BRIEF:
Quote the entries word for word. Omit the pictures.

DATASET ROWS:
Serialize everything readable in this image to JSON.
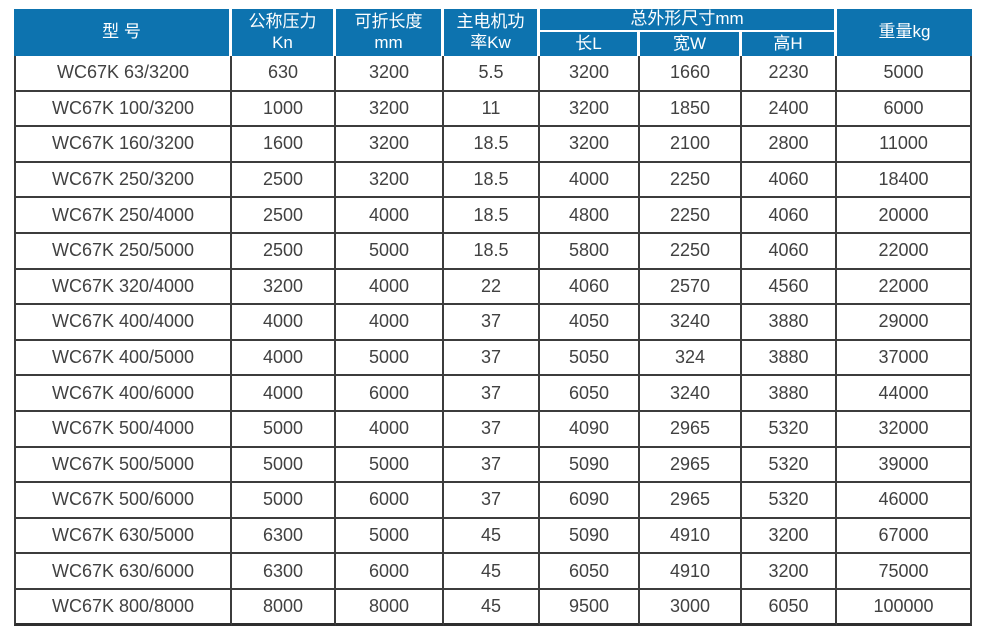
{
  "table": {
    "header": {
      "col_model": "型 号",
      "col_pressure_line1": "公称压力",
      "col_pressure_line2": "Kn",
      "col_length_line1": "可折长度",
      "col_length_line2": "mm",
      "col_power_line1": "主电机功",
      "col_power_line2": "率Kw",
      "col_dimensions_group": "总外形尺寸mm",
      "col_dim_length": "长L",
      "col_dim_width": "宽W",
      "col_dim_height": "高H",
      "col_weight": "重量kg"
    },
    "rows": [
      [
        "WC67K 63/3200",
        "630",
        "3200",
        "5.5",
        "3200",
        "1660",
        "2230",
        "5000"
      ],
      [
        "WC67K 100/3200",
        "1000",
        "3200",
        "11",
        "3200",
        "1850",
        "2400",
        "6000"
      ],
      [
        "WC67K 160/3200",
        "1600",
        "3200",
        "18.5",
        "3200",
        "2100",
        "2800",
        "11000"
      ],
      [
        "WC67K 250/3200",
        "2500",
        "3200",
        "18.5",
        "4000",
        "2250",
        "4060",
        "18400"
      ],
      [
        "WC67K 250/4000",
        "2500",
        "4000",
        "18.5",
        "4800",
        "2250",
        "4060",
        "20000"
      ],
      [
        "WC67K 250/5000",
        "2500",
        "5000",
        "18.5",
        "5800",
        "2250",
        "4060",
        "22000"
      ],
      [
        "WC67K 320/4000",
        "3200",
        "4000",
        "22",
        "4060",
        "2570",
        "4560",
        "22000"
      ],
      [
        "WC67K 400/4000",
        "4000",
        "4000",
        "37",
        "4050",
        "3240",
        "3880",
        "29000"
      ],
      [
        "WC67K 400/5000",
        "4000",
        "5000",
        "37",
        "5050",
        "324",
        "3880",
        "37000"
      ],
      [
        "WC67K 400/6000",
        "4000",
        "6000",
        "37",
        "6050",
        "3240",
        "3880",
        "44000"
      ],
      [
        "WC67K 500/4000",
        "5000",
        "4000",
        "37",
        "4090",
        "2965",
        "5320",
        "32000"
      ],
      [
        "WC67K 500/5000",
        "5000",
        "5000",
        "37",
        "5090",
        "2965",
        "5320",
        "39000"
      ],
      [
        "WC67K 500/6000",
        "5000",
        "6000",
        "37",
        "6090",
        "2965",
        "5320",
        "46000"
      ],
      [
        "WC67K 630/5000",
        "6300",
        "5000",
        "45",
        "5090",
        "4910",
        "3200",
        "67000"
      ],
      [
        "WC67K 630/6000",
        "6300",
        "6000",
        "45",
        "6050",
        "4910",
        "3200",
        "75000"
      ],
      [
        "WC67K 800/8000",
        "8000",
        "8000",
        "45",
        "9500",
        "3000",
        "6050",
        "100000"
      ]
    ]
  },
  "colors": {
    "header_bg": "#0d73af",
    "header_text": "#ffffff",
    "body_text": "#414141",
    "grid_line": "#3c3c3c",
    "outer_line": "#2e2e2e",
    "page_bg": "#ffffff"
  }
}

FINISHED EXERCISE:
Serialize everything readable in this image to JSON.
{
  "table": {
    "header": {
      "col_model": "型 号",
      "col_pressure_line1": "公称压力",
      "col_pressure_line2": "Kn",
      "col_length_line1": "可折长度",
      "col_length_line2": "mm",
      "col_power_line1": "主电机功",
      "col_power_line2": "率Kw",
      "col_dimensions_group": "总外形尺寸mm",
      "col_dim_length": "长L",
      "col_dim_width": "宽W",
      "col_dim_height": "高H",
      "col_weight": "重量kg"
    },
    "rows": [
      [
        "WC67K 63/3200",
        "630",
        "3200",
        "5.5",
        "3200",
        "1660",
        "2230",
        "5000"
      ],
      [
        "WC67K 100/3200",
        "1000",
        "3200",
        "11",
        "3200",
        "1850",
        "2400",
        "6000"
      ],
      [
        "WC67K 160/3200",
        "1600",
        "3200",
        "18.5",
        "3200",
        "2100",
        "2800",
        "11000"
      ],
      [
        "WC67K 250/3200",
        "2500",
        "3200",
        "18.5",
        "4000",
        "2250",
        "4060",
        "18400"
      ],
      [
        "WC67K 250/4000",
        "2500",
        "4000",
        "18.5",
        "4800",
        "2250",
        "4060",
        "20000"
      ],
      [
        "WC67K 250/5000",
        "2500",
        "5000",
        "18.5",
        "5800",
        "2250",
        "4060",
        "22000"
      ],
      [
        "WC67K 320/4000",
        "3200",
        "4000",
        "22",
        "4060",
        "2570",
        "4560",
        "22000"
      ],
      [
        "WC67K 400/4000",
        "4000",
        "4000",
        "37",
        "4050",
        "3240",
        "3880",
        "29000"
      ],
      [
        "WC67K 400/5000",
        "4000",
        "5000",
        "37",
        "5050",
        "324",
        "3880",
        "37000"
      ],
      [
        "WC67K 400/6000",
        "4000",
        "6000",
        "37",
        "6050",
        "3240",
        "3880",
        "44000"
      ],
      [
        "WC67K 500/4000",
        "5000",
        "4000",
        "37",
        "4090",
        "2965",
        "5320",
        "32000"
      ],
      [
        "WC67K 500/5000",
        "5000",
        "5000",
        "37",
        "5090",
        "2965",
        "5320",
        "39000"
      ],
      [
        "WC67K 500/6000",
        "5000",
        "6000",
        "37",
        "6090",
        "2965",
        "5320",
        "46000"
      ],
      [
        "WC67K 630/5000",
        "6300",
        "5000",
        "45",
        "5090",
        "4910",
        "3200",
        "67000"
      ],
      [
        "WC67K 630/6000",
        "6300",
        "6000",
        "45",
        "6050",
        "4910",
        "3200",
        "75000"
      ],
      [
        "WC67K 800/8000",
        "8000",
        "8000",
        "45",
        "9500",
        "3000",
        "6050",
        "100000"
      ]
    ]
  },
  "colors": {
    "header_bg": "#0d73af",
    "header_text": "#ffffff",
    "body_text": "#414141",
    "grid_line": "#3c3c3c",
    "outer_line": "#2e2e2e",
    "page_bg": "#ffffff"
  }
}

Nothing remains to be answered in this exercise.